- **Stored dataset items**:
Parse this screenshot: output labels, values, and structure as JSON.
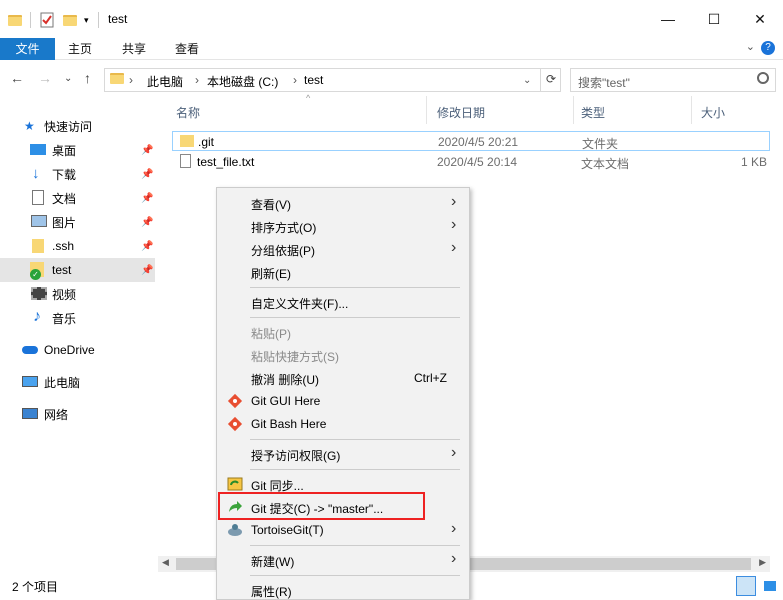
{
  "window": {
    "title": "test",
    "minimize_glyph": "—",
    "maximize_glyph": "☐",
    "close_glyph": "✕"
  },
  "ribbon": {
    "file_tab": "文件",
    "tabs": [
      "主页",
      "共享",
      "查看"
    ],
    "help_glyph": "?"
  },
  "address": {
    "crumbs": [
      "此电脑",
      "本地磁盘 (C:)",
      "test"
    ],
    "separator": "›",
    "search_placeholder": "搜索\"test\""
  },
  "nav": {
    "quick_access": "快速访问",
    "items": [
      {
        "label": "桌面",
        "icon": "desktop-icon",
        "pinned": true
      },
      {
        "label": "下载",
        "icon": "download-icon",
        "pinned": true
      },
      {
        "label": "文档",
        "icon": "document-icon",
        "pinned": true
      },
      {
        "label": "图片",
        "icon": "picture-icon",
        "pinned": true
      },
      {
        "label": ".ssh",
        "icon": "folder-icon",
        "pinned": true
      },
      {
        "label": "test",
        "icon": "git-folder-icon",
        "pinned": true,
        "selected": true
      },
      {
        "label": "视频",
        "icon": "video-icon",
        "pinned": false
      },
      {
        "label": "音乐",
        "icon": "music-icon",
        "pinned": false
      }
    ],
    "onedrive": "OneDrive",
    "this_pc": "此电脑",
    "network": "网络"
  },
  "columns": {
    "name": "名称",
    "modified": "修改日期",
    "type": "类型",
    "size": "大小"
  },
  "files": [
    {
      "name": ".git",
      "modified": "2020/4/5 20:21",
      "type": "文件夹",
      "size": "",
      "icon": "folder-icon"
    },
    {
      "name": "test_file.txt",
      "modified": "2020/4/5 20:14",
      "type": "文本文档",
      "size": "1 KB",
      "icon": "text-file-icon"
    }
  ],
  "status": {
    "count": "2 个项目"
  },
  "context_menu": {
    "items": [
      {
        "label": "查看(V)",
        "submenu": true
      },
      {
        "label": "排序方式(O)",
        "submenu": true
      },
      {
        "label": "分组依据(P)",
        "submenu": true
      },
      {
        "label": "刷新(E)"
      },
      {
        "label": "自定义文件夹(F)..."
      },
      {
        "label": "粘贴(P)",
        "disabled": true
      },
      {
        "label": "粘贴快捷方式(S)",
        "disabled": true
      },
      {
        "label": "撤消 删除(U)",
        "shortcut": "Ctrl+Z"
      },
      {
        "label": "Git GUI Here",
        "icon": "git-icon"
      },
      {
        "label": "Git Bash Here",
        "icon": "git-icon"
      },
      {
        "label": "授予访问权限(G)",
        "submenu": true
      },
      {
        "label": "Git 同步...",
        "icon": "git-sync-icon"
      },
      {
        "label": "Git 提交(C) -> \"master\"...",
        "icon": "git-commit-icon"
      },
      {
        "label": "TortoiseGit(T)",
        "icon": "tortoisegit-icon",
        "submenu": true
      },
      {
        "label": "新建(W)",
        "submenu": true
      },
      {
        "label": "属性(R)"
      }
    ]
  },
  "colors": {
    "accent": "#1979ca",
    "highlight_box": "#e22222",
    "selection": "#99d1ff"
  }
}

- **Instructions for the task**: Every record above should come back exactly, but without its pictures.

- **Response below**:
Parse this screenshot: output labels, values, and structure as JSON.
{
  "window": {
    "title": "test",
    "minimize_glyph": "—",
    "maximize_glyph": "☐",
    "close_glyph": "✕"
  },
  "ribbon": {
    "file_tab": "文件",
    "tabs": [
      "主页",
      "共享",
      "查看"
    ],
    "help_glyph": "?"
  },
  "address": {
    "crumbs": [
      "此电脑",
      "本地磁盘 (C:)",
      "test"
    ],
    "separator": "›",
    "search_placeholder": "搜索\"test\""
  },
  "nav": {
    "quick_access": "快速访问",
    "items": [
      {
        "label": "桌面",
        "icon": "desktop-icon",
        "pinned": true
      },
      {
        "label": "下载",
        "icon": "download-icon",
        "pinned": true
      },
      {
        "label": "文档",
        "icon": "document-icon",
        "pinned": true
      },
      {
        "label": "图片",
        "icon": "picture-icon",
        "pinned": true
      },
      {
        "label": ".ssh",
        "icon": "folder-icon",
        "pinned": true
      },
      {
        "label": "test",
        "icon": "git-folder-icon",
        "pinned": true,
        "selected": true
      },
      {
        "label": "视频",
        "icon": "video-icon",
        "pinned": false
      },
      {
        "label": "音乐",
        "icon": "music-icon",
        "pinned": false
      }
    ],
    "onedrive": "OneDrive",
    "this_pc": "此电脑",
    "network": "网络"
  },
  "columns": {
    "name": "名称",
    "modified": "修改日期",
    "type": "类型",
    "size": "大小"
  },
  "files": [
    {
      "name": ".git",
      "modified": "2020/4/5 20:21",
      "type": "文件夹",
      "size": "",
      "icon": "folder-icon"
    },
    {
      "name": "test_file.txt",
      "modified": "2020/4/5 20:14",
      "type": "文本文档",
      "size": "1 KB",
      "icon": "text-file-icon"
    }
  ],
  "status": {
    "count": "2 个项目"
  },
  "context_menu": {
    "items": [
      {
        "label": "查看(V)",
        "submenu": true
      },
      {
        "label": "排序方式(O)",
        "submenu": true
      },
      {
        "label": "分组依据(P)",
        "submenu": true
      },
      {
        "label": "刷新(E)"
      },
      {
        "label": "自定义文件夹(F)..."
      },
      {
        "label": "粘贴(P)",
        "disabled": true
      },
      {
        "label": "粘贴快捷方式(S)",
        "disabled": true
      },
      {
        "label": "撤消 删除(U)",
        "shortcut": "Ctrl+Z"
      },
      {
        "label": "Git GUI Here",
        "icon": "git-icon"
      },
      {
        "label": "Git Bash Here",
        "icon": "git-icon"
      },
      {
        "label": "授予访问权限(G)",
        "submenu": true
      },
      {
        "label": "Git 同步...",
        "icon": "git-sync-icon"
      },
      {
        "label": "Git 提交(C) -> \"master\"...",
        "icon": "git-commit-icon"
      },
      {
        "label": "TortoiseGit(T)",
        "icon": "tortoisegit-icon",
        "submenu": true
      },
      {
        "label": "新建(W)",
        "submenu": true
      },
      {
        "label": "属性(R)"
      }
    ]
  },
  "colors": {
    "accent": "#1979ca",
    "highlight_box": "#e22222",
    "selection": "#99d1ff"
  }
}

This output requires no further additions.